[EXERCISE DIRECTIONS]: Reproduce each line exactly, including spacing and punctuation.

[ENTRIES]:
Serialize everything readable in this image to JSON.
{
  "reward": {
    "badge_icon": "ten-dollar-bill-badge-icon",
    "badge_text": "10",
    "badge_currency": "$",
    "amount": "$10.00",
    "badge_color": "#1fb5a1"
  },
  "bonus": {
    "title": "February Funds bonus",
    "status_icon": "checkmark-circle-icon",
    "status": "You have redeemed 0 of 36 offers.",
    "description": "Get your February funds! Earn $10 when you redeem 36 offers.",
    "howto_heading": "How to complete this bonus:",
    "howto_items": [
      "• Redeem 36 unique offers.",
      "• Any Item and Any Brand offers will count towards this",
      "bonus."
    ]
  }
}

[CORRECT OUTPUT]:
Serialize everything readable in this image to JSON.
{
  "reward": {
    "badge_icon": "ten-dollar-bill-badge-icon",
    "badge_text": "10",
    "badge_currency": "$",
    "amount": "$10.00",
    "badge_color": "#1fb5a1"
  },
  "bonus": {
    "title": "February Funds bonus",
    "status_icon": "checkmark-circle-icon",
    "status": "You have redeemed 0 of 36 offers.",
    "description": "Get your February funds! Earn $10 when you redeem 36 offers.",
    "howto_heading": "How to complete this bonus:",
    "howto_items": [
      "• Redeem 36 unique offers.",
      "• Any Item and Any Brand offers will count towards this",
      "bonus."
    ]
  }
}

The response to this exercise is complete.